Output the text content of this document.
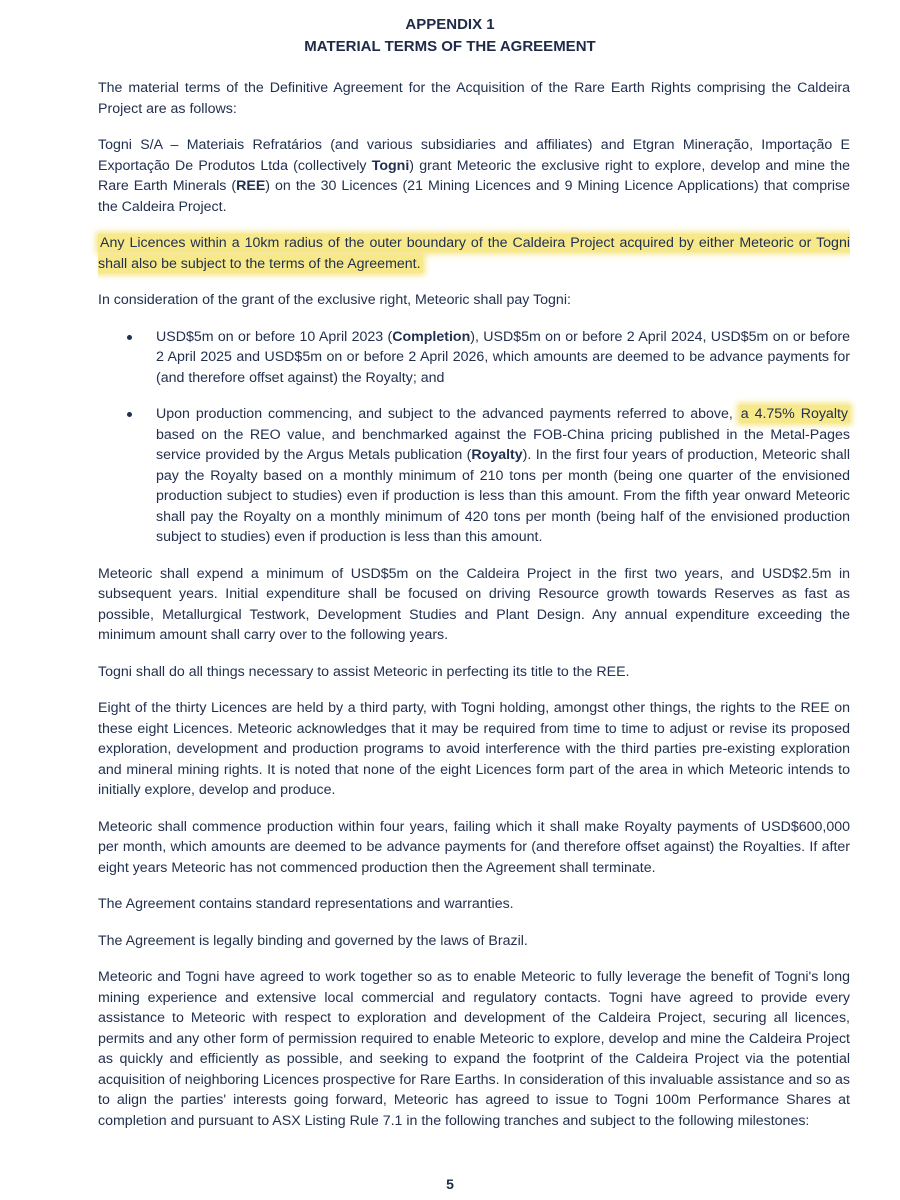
APPENDIX 1
MATERIAL TERMS OF THE AGREEMENT

The material terms of the Definitive Agreement for the Acquisition of the Rare Earth Rights comprising the Caldeira Project are as follows:

Togni S/A – Materiais Refratários (and various subsidiaries and affiliates) and Etgran Mineração, Importação E Exportação De Produtos Ltda (collectively Togni) grant Meteoric the exclusive right to explore, develop and mine the Rare Earth Minerals (REE) on the 30 Licences (21 Mining Licences and 9 Mining Licence Applications) that comprise the Caldeira Project.

Any Licences within a 10km radius of the outer boundary of the Caldeira Project acquired by either Meteoric or Togni shall also be subject to the terms of the Agreement.

In consideration of the grant of the exclusive right, Meteoric shall pay Togni:

USD$5m on or before 10 April 2023 (Completion), USD$5m on or before 2 April 2024, USD$5m on or before 2 April 2025 and USD$5m on or before 2 April 2026, which amounts are deemed to be advance payments for (and therefore offset against) the Royalty; and
Upon production commencing, and subject to the advanced payments referred to above, a 4.75% Royalty based on the REO value, and benchmarked against the FOB-China pricing published in the Metal-Pages service provided by the Argus Metals publication (Royalty). In the first four years of production, Meteoric shall pay the Royalty based on a monthly minimum of 210 tons per month (being one quarter of the envisioned production subject to studies) even if production is less than this amount. From the fifth year onward Meteoric shall pay the Royalty on a monthly minimum of 420 tons per month (being half of the envisioned production subject to studies) even if production is less than this amount.

Meteoric shall expend a minimum of USD$5m on the Caldeira Project in the first two years, and USD$2.5m in subsequent years. Initial expenditure shall be focused on driving Resource growth towards Reserves as fast as possible, Metallurgical Testwork, Development Studies and Plant Design. Any annual expenditure exceeding the minimum amount shall carry over to the following years.

Togni shall do all things necessary to assist Meteoric in perfecting its title to the REE.

Eight of the thirty Licences are held by a third party, with Togni holding, amongst other things, the rights to the REE on these eight Licences. Meteoric acknowledges that it may be required from time to time to adjust or revise its proposed exploration, development and production programs to avoid interference with the third parties pre-existing exploration and mineral mining rights. It is noted that none of the eight Licences form part of the area in which Meteoric intends to initially explore, develop and produce.

Meteoric shall commence production within four years, failing which it shall make Royalty payments of USD$600,000 per month, which amounts are deemed to be advance payments for (and therefore offset against) the Royalties. If after eight years Meteoric has not commenced production then the Agreement shall terminate.

The Agreement contains standard representations and warranties.

The Agreement is legally binding and governed by the laws of Brazil.

Meteoric and Togni have agreed to work together so as to enable Meteoric to fully leverage the benefit of Togni's long mining experience and extensive local commercial and regulatory contacts. Togni have agreed to provide every assistance to Meteoric with respect to exploration and development of the Caldeira Project, securing all licences, permits and any other form of permission required to enable Meteoric to explore, develop and mine the Caldeira Project as quickly and efficiently as possible, and seeking to expand the footprint of the Caldeira Project via the potential acquisition of neighboring Licences prospective for Rare Earths. In consideration of this invaluable assistance and so as to align the parties' interests going forward, Meteoric has agreed to issue to Togni 100m Performance Shares at completion and pursuant to ASX Listing Rule 7.1 in the following tranches and subject to the following milestones:

5
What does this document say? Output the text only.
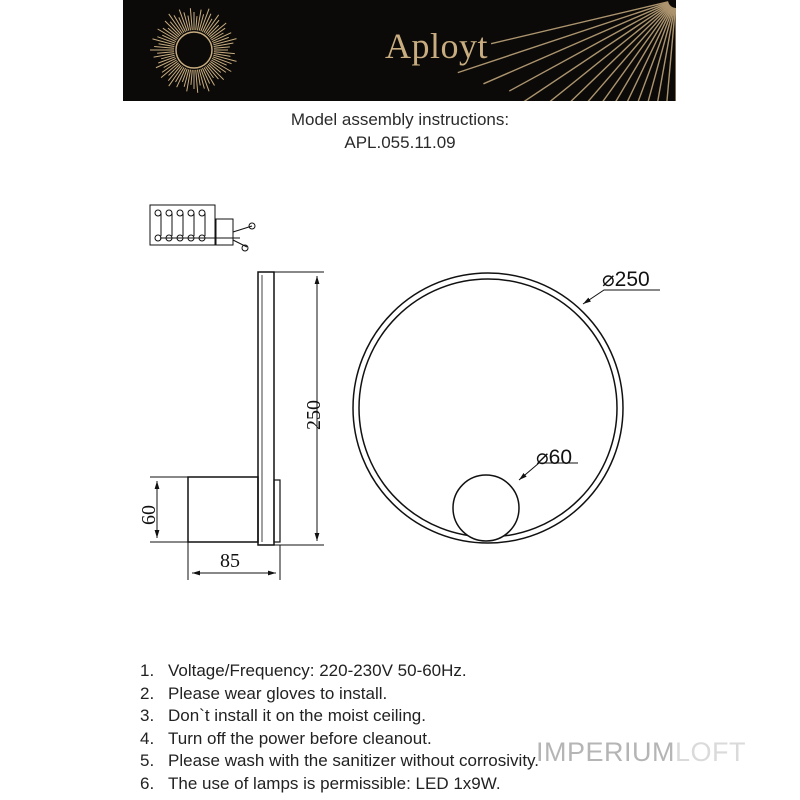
Aployt
Model assembly instructions:
APL.055.11.09
250
60
85
⌀250
⌀60
1. Voltage/Frequency: 220-230V 50-60Hz.
2. Please wear gloves to install.
3. Don`t install it on the moist ceiling.
4. Turn off the power before cleanout.
5. Please wash with the sanitizer without corrosivity.
6. The use of lamps is permissible: LED 1x9W.
IMPERIUMLOFT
++++++++++++++++++++
§ **Your objective**
Every entry must be reproduced exactly, with the images left out.

§ **Answer to the problem**
Output the text content of this document.
APPENDIX 1
MATERIAL TERMS OF THE AGREEMENT

The material terms of the Definitive Agreement for the Acquisition of the Rare Earth Rights comprising the Caldeira Project are as follows:

Togni S/A – Materiais Refratários (and various subsidiaries and affiliates) and Etgran Mineração, Importação E Exportação De Produtos Ltda (collectively Togni) grant Meteoric the exclusive right to explore, develop and mine the Rare Earth Minerals (REE) on the 30 Licences (21 Mining Licences and 9 Mining Licence Applications) that comprise the Caldeira Project.

Any Licences within a 10km radius of the outer boundary of the Caldeira Project acquired by either Meteoric or Togni shall also be subject to the terms of the Agreement.

In consideration of the grant of the exclusive right, Meteoric shall pay Togni:

USD$5m on or before 10 April 2023 (Completion), USD$5m on or before 2 April 2024, USD$5m on or before 2 April 2025 and USD$5m on or before 2 April 2026, which amounts are deemed to be advance payments for (and therefore offset against) the Royalty; and
Upon production commencing, and subject to the advanced payments referred to above, a 4.75% Royalty based on the REO value, and benchmarked against the FOB-China pricing published in the Metal-Pages service provided by the Argus Metals publication (Royalty). In the first four years of production, Meteoric shall pay the Royalty based on a monthly minimum of 210 tons per month (being one quarter of the envisioned production subject to studies) even if production is less than this amount. From the fifth year onward Meteoric shall pay the Royalty on a monthly minimum of 420 tons per month (being half of the envisioned production subject to studies) even if production is less than this amount.

Meteoric shall expend a minimum of USD$5m on the Caldeira Project in the first two years, and USD$2.5m in subsequent years. Initial expenditure shall be focused on driving Resource growth towards Reserves as fast as possible, Metallurgical Testwork, Development Studies and Plant Design. Any annual expenditure exceeding the minimum amount shall carry over to the following years.

Togni shall do all things necessary to assist Meteoric in perfecting its title to the REE.

Eight of the thirty Licences are held by a third party, with Togni holding, amongst other things, the rights to the REE on these eight Licences. Meteoric acknowledges that it may be required from time to time to adjust or revise its proposed exploration, development and production programs to avoid interference with the third parties pre-existing exploration and mineral mining rights. It is noted that none of the eight Licences form part of the area in which Meteoric intends to initially explore, develop and produce.

Meteoric shall commence production within four years, failing which it shall make Royalty payments of USD$600,000 per month, which amounts are deemed to be advance payments for (and therefore offset against) the Royalties. If after eight years Meteoric has not commenced production then the Agreement shall terminate.

The Agreement contains standard representations and warranties.

The Agreement is legally binding and governed by the laws of Brazil.

Meteoric and Togni have agreed to work together so as to enable Meteoric to fully leverage the benefit of Togni's long mining experience and extensive local commercial and regulatory contacts. Togni have agreed to provide every assistance to Meteoric with respect to exploration and development of the Caldeira Project, securing all licences, permits and any other form of permission required to enable Meteoric to explore, develop and mine the Caldeira Project as quickly and efficiently as possible, and seeking to expand the footprint of the Caldeira Project via the potential acquisition of neighboring Licences prospective for Rare Earths. In consideration of this invaluable assistance and so as to align the parties' interests going forward, Meteoric has agreed to issue to Togni 100m Performance Shares at completion and pursuant to ASX Listing Rule 7.1 in the following tranches and subject to the following milestones:

5
What does this document say? Output the text only.
Aployt
Model assembly instructions:
APL.055.11.09
250
60
85
⌀250
⌀60
1. Voltage/Frequency: 220-230V 50-60Hz.
2. Please wear gloves to install.
3. Don`t install it on the moist ceiling.
4. Turn off the power before cleanout.
5. Please wash with the sanitizer without corrosivity.
6. The use of lamps is permissible: LED 1x9W.
IMPERIUMLOFT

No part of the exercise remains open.